▶ What you need to do
Copy out unchanged the lines of the entries below, starting at the line that contains "panel-a-scale-bar: 1 µS/cm" and ending at the line that contains "panel-a-x-ticks: 0 10", with both of those lines included.
* Start Material provided *
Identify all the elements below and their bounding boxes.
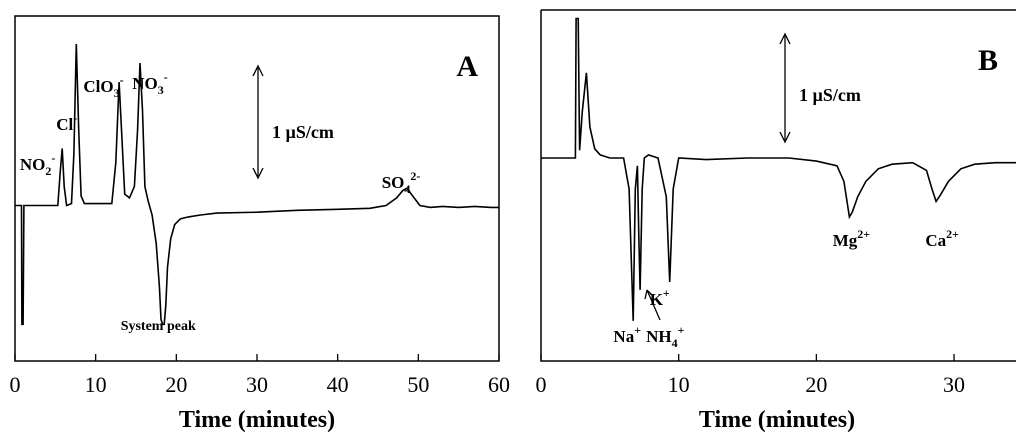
panel-a-scale-bar: 1 µS/cm — [252, 64, 334, 180]
panel-a-letter: A — [456, 50, 478, 83]
panel-b-x-axis-label: Time (minutes) — [699, 407, 855, 433]
panel-a-peak-label: SO42- — [382, 169, 421, 196]
panel-a-tick-label: 50 — [407, 372, 429, 397]
panel-b-peak-label: Ca2+ — [925, 227, 959, 250]
panel-b-scale-arrow-up — [779, 32, 791, 45]
panel-a-scale-label: 1 µS/cm — [272, 122, 334, 142]
panel-a-tick-label: 40 — [327, 372, 349, 397]
panel-b-peak-label: NH4+ — [646, 323, 685, 350]
panel-b-peak-label: Mg2+ — [833, 227, 871, 250]
panel-a-trace — [15, 43, 499, 326]
panel-b-letter: B — [978, 44, 998, 77]
panel-a-peak-label: NO3- — [132, 70, 168, 97]
panel-b-trace — [541, 17, 1016, 321]
panel-a-tick-label: 60 — [488, 372, 510, 397]
panel-b-scale-arrow-down — [779, 131, 791, 144]
panel-a-x-axis-label: Time (minutes) — [179, 407, 335, 433]
panel-b-peak-labels: Na+ NH4+ K+ Mg2+ Ca2+ — [613, 227, 959, 350]
panel-b-x-ticks: 0 10 20 30 — [536, 354, 965, 397]
panel-a-peak-label: Cl- — [56, 111, 77, 134]
panel-a-peak-label: NO2- — [20, 151, 56, 178]
panel-b-tick-label: 0 — [536, 372, 547, 397]
panel-b-tick-label: 20 — [805, 372, 827, 397]
panel-b-tick-label: 30 — [943, 372, 965, 397]
panel-a-tick-label: 20 — [165, 372, 187, 397]
panel-b-frame — [540, 9, 1016, 362]
panel-a-scale-arrow-down — [252, 167, 264, 180]
panel-b: 0 10 20 30 B 1 µS/cm Na+ NH4+ K+ Mg2+ Ca2+ Time… — [536, 9, 1016, 433]
panel-a-tick-label: 0 — [10, 372, 21, 397]
panel-a-peak-label: System peak — [121, 319, 196, 334]
panel-a-tick-label: 30 — [246, 372, 268, 397]
panel-a-peak-labels: NO2-Cl- ClO3- NO3- SO42- System peak — [20, 70, 420, 334]
panel-a-peak-label: ClO3- — [83, 73, 123, 100]
panel-a: 0 10 20 30 40 50 60 A 1 µS/cm NO2-Cl- ClO3- NO3-… — [10, 15, 510, 433]
panel-a-tick-label: 10 — [85, 372, 107, 397]
nh4-pointer-arrow — [644, 289, 661, 321]
panel-b-scale-label: 1 µS/cm — [799, 85, 861, 105]
panel-b-peak-label: Na+ — [613, 323, 641, 346]
panel-a-scale-arrow-up — [252, 64, 264, 77]
panel-b-peak-label: K+ — [650, 286, 670, 309]
panel-a-x-ticks: 0 10 20 30 40 50 60 — [10, 354, 510, 397]
panel-b-tick-label: 10 — [668, 372, 690, 397]
panel-b-scale-bar: 1 µS/cm — [779, 32, 861, 144]
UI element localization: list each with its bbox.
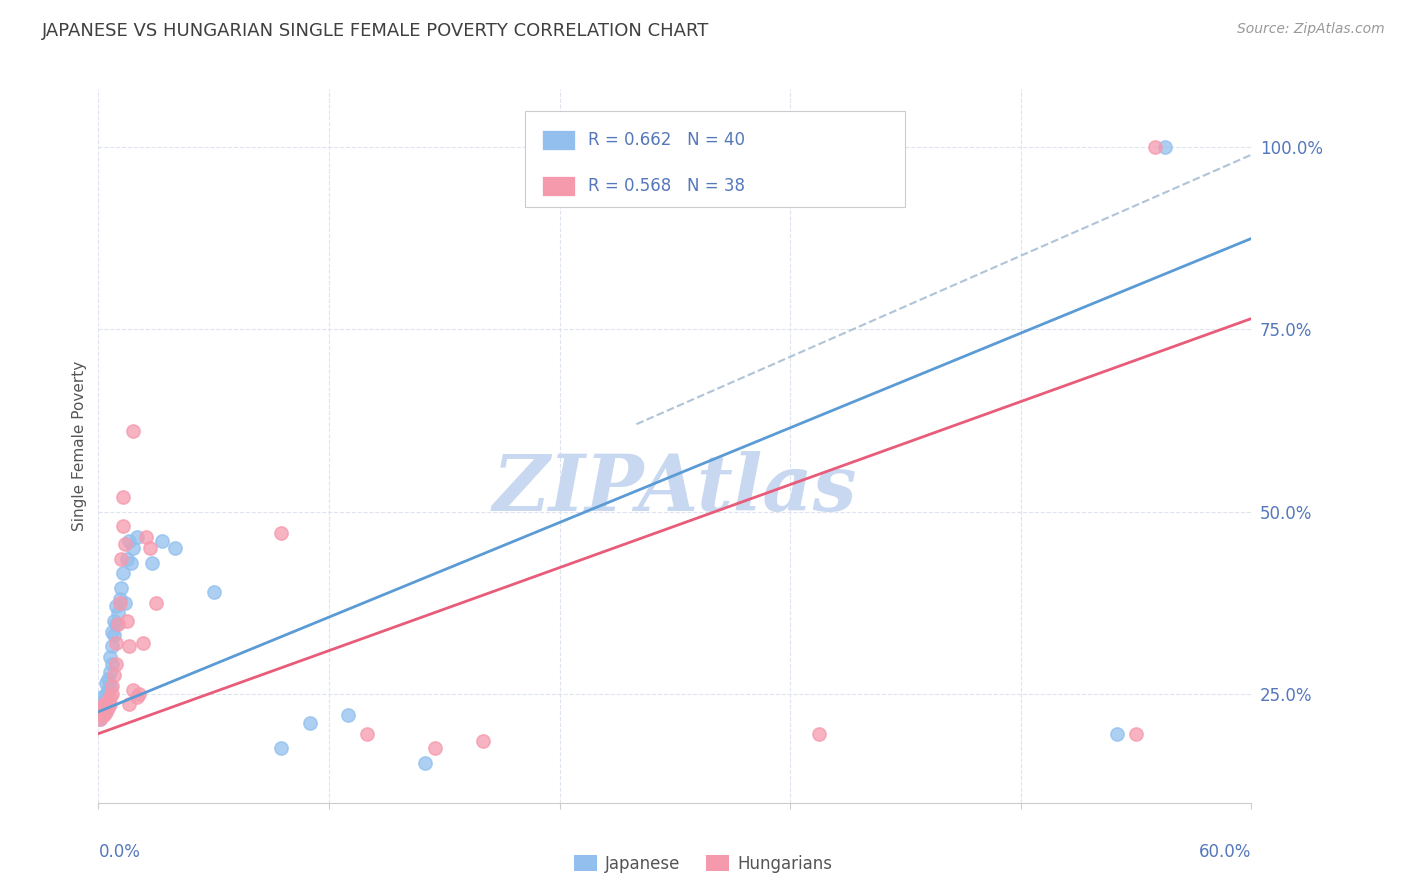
Text: R = 0.662   N = 40: R = 0.662 N = 40 — [589, 131, 745, 149]
Point — [91, 701, 114, 715]
Text: 60.0%: 60.0% — [1199, 843, 1251, 861]
Point — [1154, 140, 1177, 154]
Point — [117, 614, 139, 628]
Point — [117, 552, 139, 566]
Point — [120, 556, 142, 570]
Point — [139, 541, 162, 555]
Point — [141, 556, 163, 570]
FancyBboxPatch shape — [524, 111, 905, 207]
Point — [97, 694, 120, 708]
Point — [94, 675, 117, 690]
Point — [471, 734, 494, 748]
Point — [270, 741, 292, 756]
Point — [97, 701, 120, 715]
Point — [118, 639, 141, 653]
Point — [94, 687, 117, 701]
Point — [150, 533, 173, 548]
Point — [165, 541, 187, 555]
Text: ZIPAtlas: ZIPAtlas — [492, 450, 858, 527]
Point — [104, 635, 127, 649]
Point — [97, 682, 120, 697]
Point — [98, 679, 121, 693]
Point — [97, 672, 120, 686]
Point — [89, 712, 111, 726]
Point — [1105, 726, 1128, 740]
Text: 0.0%: 0.0% — [98, 843, 141, 861]
Point — [112, 490, 135, 504]
Point — [1125, 726, 1147, 740]
Point — [103, 614, 125, 628]
Point — [108, 591, 131, 606]
Point — [125, 690, 148, 705]
Point — [89, 712, 111, 726]
Point — [93, 694, 115, 708]
Point — [807, 726, 830, 740]
Point — [145, 596, 167, 610]
Legend: Japanese, Hungarians: Japanese, Hungarians — [567, 848, 839, 880]
Point — [94, 698, 117, 712]
Point — [110, 552, 132, 566]
Text: Source: ZipAtlas.com: Source: ZipAtlas.com — [1237, 22, 1385, 37]
Point — [128, 687, 150, 701]
Point — [101, 687, 124, 701]
Point — [131, 635, 153, 649]
Point — [122, 541, 145, 555]
Point — [91, 690, 114, 705]
Point — [337, 708, 360, 723]
Point — [98, 650, 121, 665]
FancyBboxPatch shape — [543, 177, 575, 196]
Point — [101, 657, 124, 672]
Point — [114, 596, 136, 610]
Point — [104, 617, 127, 632]
Point — [107, 607, 129, 621]
Point — [112, 519, 135, 533]
Point — [423, 741, 446, 756]
Point — [93, 698, 115, 712]
Text: JAPANESE VS HUNGARIAN SINGLE FEMALE POVERTY CORRELATION CHART: JAPANESE VS HUNGARIAN SINGLE FEMALE POVE… — [42, 22, 710, 40]
Point — [93, 708, 115, 723]
Point — [1144, 140, 1167, 154]
FancyBboxPatch shape — [543, 130, 575, 150]
Point — [125, 530, 148, 544]
Point — [122, 682, 145, 697]
Point — [118, 533, 141, 548]
Point — [94, 705, 117, 719]
Point — [91, 701, 114, 715]
Text: R = 0.568   N = 38: R = 0.568 N = 38 — [589, 178, 745, 195]
Point — [98, 665, 121, 679]
Point — [103, 628, 125, 642]
Point — [104, 657, 127, 672]
Point — [110, 581, 132, 595]
Point — [114, 537, 136, 551]
Point — [101, 639, 124, 653]
Point — [413, 756, 436, 770]
Point — [98, 698, 121, 712]
Point — [103, 668, 125, 682]
Point — [135, 530, 157, 544]
Point — [98, 690, 121, 705]
Point — [108, 596, 131, 610]
Point — [101, 679, 124, 693]
Point — [112, 566, 135, 581]
Point — [122, 425, 145, 439]
Point — [202, 584, 225, 599]
Point — [107, 617, 129, 632]
Point — [91, 708, 114, 723]
Point — [356, 726, 378, 740]
Y-axis label: Single Female Poverty: Single Female Poverty — [72, 361, 87, 531]
Point — [101, 624, 124, 639]
Point — [104, 599, 127, 614]
Point — [118, 698, 141, 712]
Point — [298, 715, 321, 730]
Point — [93, 705, 115, 719]
Point — [270, 526, 292, 541]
* End Material provided *
▶ Worked solution
panel-a-scale-bar: 1 µS/cm — [252, 64, 334, 180]
panel-a-letter: A — [456, 50, 478, 83]
panel-b-x-axis-label: Time (minutes) — [699, 407, 855, 433]
panel-a-peak-label: SO42- — [382, 169, 421, 196]
panel-a-tick-label: 50 — [407, 372, 429, 397]
panel-b-peak-label: Ca2+ — [925, 227, 959, 250]
panel-b-scale-arrow-up — [779, 32, 791, 45]
panel-a-scale-label: 1 µS/cm — [272, 122, 334, 142]
panel-a-tick-label: 40 — [327, 372, 349, 397]
panel-b-peak-label: NH4+ — [646, 323, 685, 350]
panel-b-peak-label: Mg2+ — [833, 227, 871, 250]
panel-a-trace — [15, 43, 499, 326]
panel-b-letter: B — [978, 44, 998, 77]
panel-a-peak-label: NO3- — [132, 70, 168, 97]
panel-b-trace — [541, 17, 1016, 321]
panel-a-tick-label: 60 — [488, 372, 510, 397]
panel-b-scale-arrow-down — [779, 131, 791, 144]
panel-a-x-axis-label: Time (minutes) — [179, 407, 335, 433]
panel-b-peak-labels: Na+ NH4+ K+ Mg2+ Ca2+ — [613, 227, 959, 350]
panel-b-x-ticks: 0 10 20 30 — [536, 354, 965, 397]
panel-a-peak-label: Cl- — [56, 111, 77, 134]
panel-a-peak-label: NO2- — [20, 151, 56, 178]
panel-b-tick-label: 0 — [536, 372, 547, 397]
panel-b-tick-label: 20 — [805, 372, 827, 397]
panel-b-tick-label: 30 — [943, 372, 965, 397]
panel-a-tick-label: 20 — [165, 372, 187, 397]
panel-b-frame — [540, 9, 1016, 362]
panel-a-scale-arrow-down — [252, 167, 264, 180]
panel-b: 0 10 20 30 B 1 µS/cm Na+ NH4+ K+ Mg2+ Ca2+ Time… — [536, 9, 1016, 433]
panel-a-tick-label: 0 — [10, 372, 21, 397]
panel-a-peak-label: System peak — [121, 319, 196, 334]
panel-a-tick-label: 30 — [246, 372, 268, 397]
panel-a-peak-labels: NO2-Cl- ClO3- NO3- SO42- System peak — [20, 70, 420, 334]
panel-a-peak-label: ClO3- — [83, 73, 123, 100]
panel-a: 0 10 20 30 40 50 60 A 1 µS/cm NO2-Cl- ClO3- NO3-… — [10, 15, 510, 433]
panel-a-tick-label: 10 — [85, 372, 107, 397]
nh4-pointer-arrow — [644, 289, 661, 321]
panel-b-scale-label: 1 µS/cm — [799, 85, 861, 105]
panel-b-peak-label: Na+ — [613, 323, 641, 346]
panel-a-scale-arrow-up — [252, 64, 264, 77]
panel-b-peak-label: K+ — [650, 286, 670, 309]
panel-a-x-ticks: 0 10 20 30 40 50 60 — [10, 354, 510, 397]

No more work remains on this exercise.